Lines of data
┌──
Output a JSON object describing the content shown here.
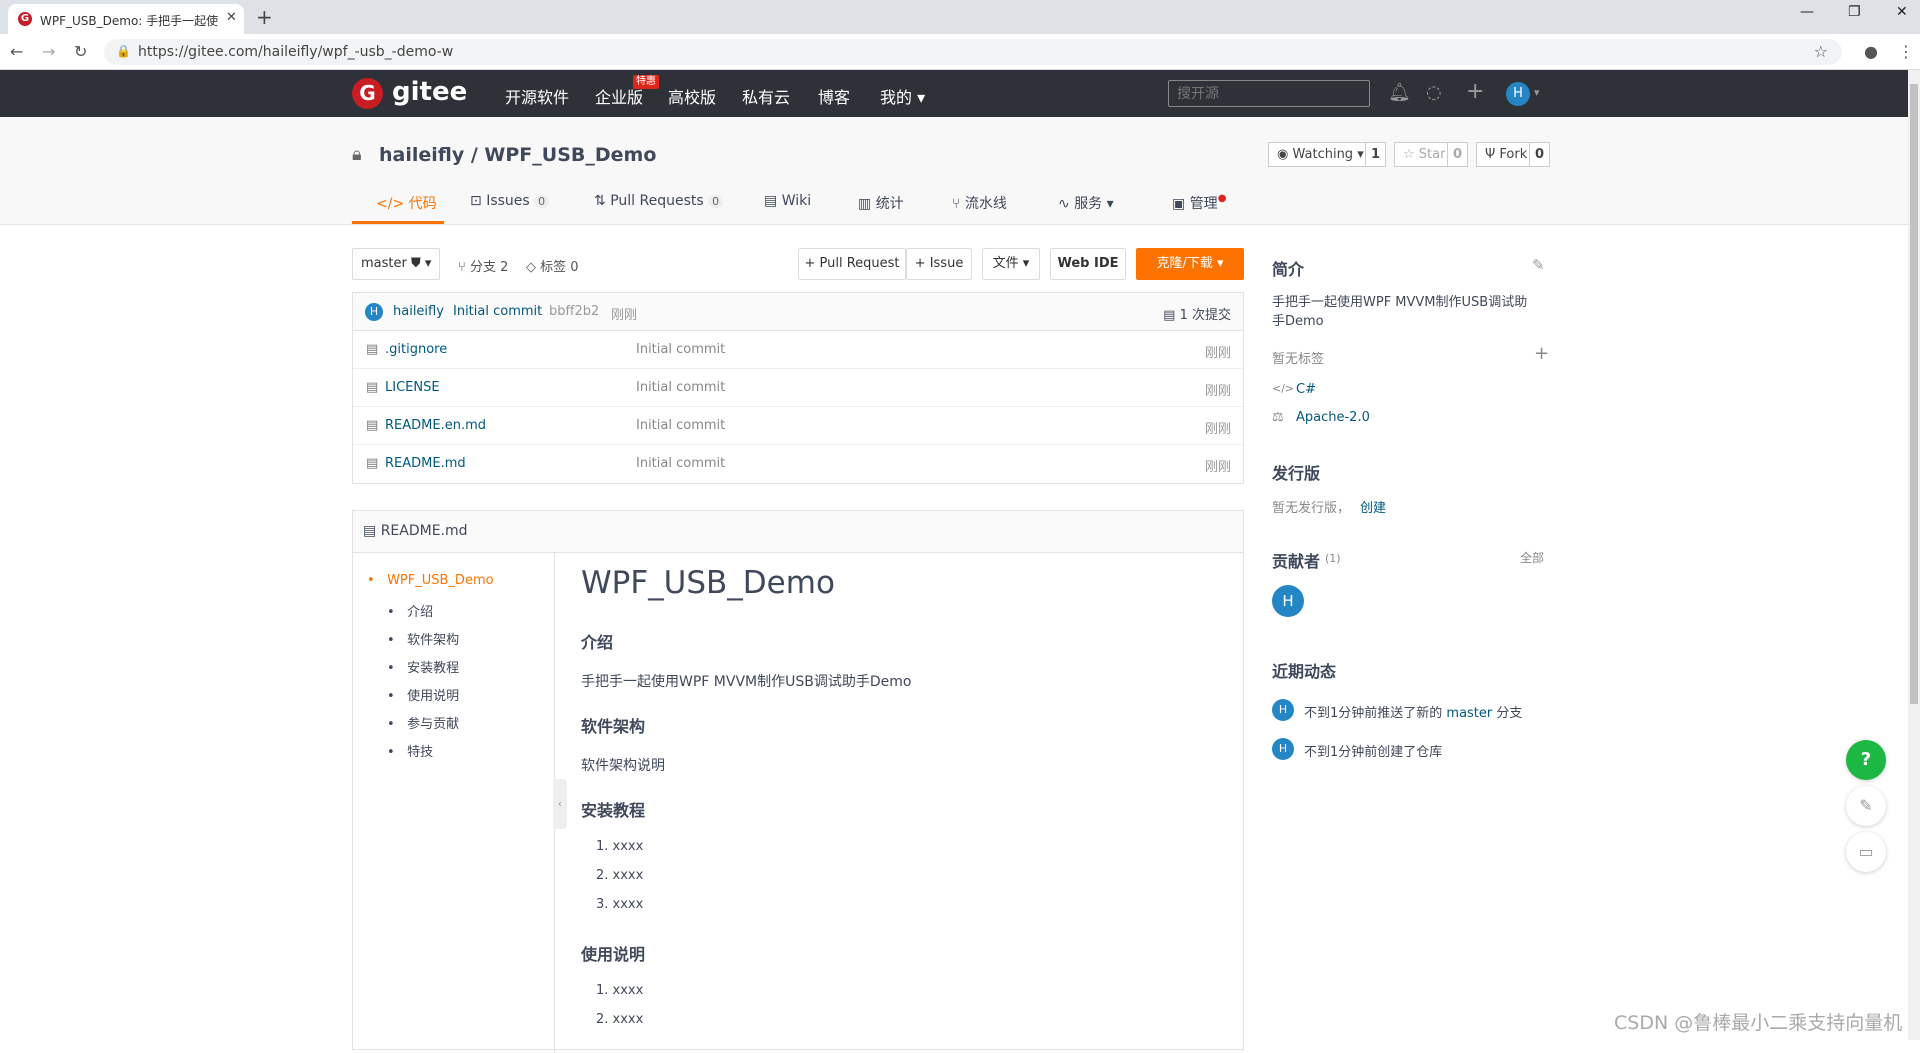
{
  "browser": {
    "tab_title": "WPF_USB_Demo: 手把手一起使",
    "tab_close": "✕",
    "new_tab": "+",
    "url": "https://gitee.com/haileifly/wpf_-usb_-demo-w",
    "win_min": "—",
    "win_restore": "❐",
    "win_close": "✕"
  },
  "header": {
    "logo_text": "gitee",
    "nav": [
      "开源软件",
      "企业版",
      "高校版",
      "私有云",
      "博客",
      "我的"
    ],
    "nav_badge": "特惠",
    "search_placeholder": "搜开源",
    "avatar_letter": "H"
  },
  "repo": {
    "title": "haileifly / WPF_USB_Demo",
    "watching_label": "Watching",
    "watching_count": "1",
    "star_label": "Star",
    "star_count": "0",
    "fork_label": "Fork",
    "fork_count": "0",
    "tabs": {
      "code": "代码",
      "issues": "Issues",
      "issues_count": "0",
      "prs": "Pull Requests",
      "prs_count": "0",
      "wiki": "Wiki",
      "stats": "统计",
      "pipeline": "流水线",
      "service": "服务",
      "manage": "管理"
    }
  },
  "toolbar": {
    "branch": "master",
    "branches": "分支 2",
    "tags": "标签 0",
    "pull_request": "+ Pull Request",
    "issue": "+ Issue",
    "file": "文件",
    "web_ide": "Web IDE",
    "clone": "克隆/下载"
  },
  "commit": {
    "avatar": "H",
    "author": "haileifly",
    "message": "Initial commit",
    "hash": "bbff2b2",
    "time": "刚刚",
    "count": "1 次提交"
  },
  "files": [
    {
      "name": ".gitignore",
      "message": "Initial commit",
      "time": "刚刚"
    },
    {
      "name": "LICENSE",
      "message": "Initial commit",
      "time": "刚刚"
    },
    {
      "name": "README.en.md",
      "message": "Initial commit",
      "time": "刚刚"
    },
    {
      "name": "README.md",
      "message": "Initial commit",
      "time": "刚刚"
    }
  ],
  "readme": {
    "filename": "README.md",
    "toc": [
      "WPF_USB_Demo",
      "介绍",
      "软件架构",
      "安装教程",
      "使用说明",
      "参与贡献",
      "特技"
    ],
    "title": "WPF_USB_Demo",
    "intro_h": "介绍",
    "intro_p": "手把手一起使用WPF MVVM制作USB调试助手Demo",
    "arch_h": "软件架构",
    "arch_p": "软件架构说明",
    "install_h": "安装教程",
    "install_items": [
      "1. xxxx",
      "2. xxxx",
      "3. xxxx"
    ],
    "usage_h": "使用说明",
    "usage_items": [
      "1. xxxx",
      "2. xxxx"
    ]
  },
  "sidebar": {
    "intro_h": "简介",
    "desc": "手把手一起使用WPF MVVM制作USB调试助手Demo",
    "desc_line1": "手把手一起使用WPF MVVM制作USB调试助",
    "desc_line2": "手Demo",
    "no_tags": "暂无标签",
    "language": "C#",
    "license": "Apache-2.0",
    "release_h": "发行版",
    "no_release": "暂无发行版，",
    "create": "创建",
    "contrib_h": "贡献者",
    "contrib_count": "(1)",
    "all": "全部",
    "contrib_avatar": "H",
    "activity_h": "近期动态",
    "activity": [
      {
        "avatar": "H",
        "text_a": "不到1分钟前推送了新的 ",
        "branch": "master",
        "text_b": " 分支"
      },
      {
        "avatar": "H",
        "text_a": "不到1分钟前创建了仓库"
      }
    ]
  },
  "watermark": "CSDN @鲁棒最小二乘支持向量机",
  "colors": {
    "header_bg": "#2e3238",
    "accent": "#fe7300",
    "link": "#005980",
    "avatar": "#2486c5",
    "help": "#1db844"
  }
}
└──
▶ **Task brief**: Where a line in the entries holds the word "haileifly", copy that line.

▶ **Response to this exercise**:
    "url": "https://gitee.com/haileifly/wpf_-usb_-demo-w",
    "title": "haileifly / WPF_USB_Demo",
    "author": "haileifly",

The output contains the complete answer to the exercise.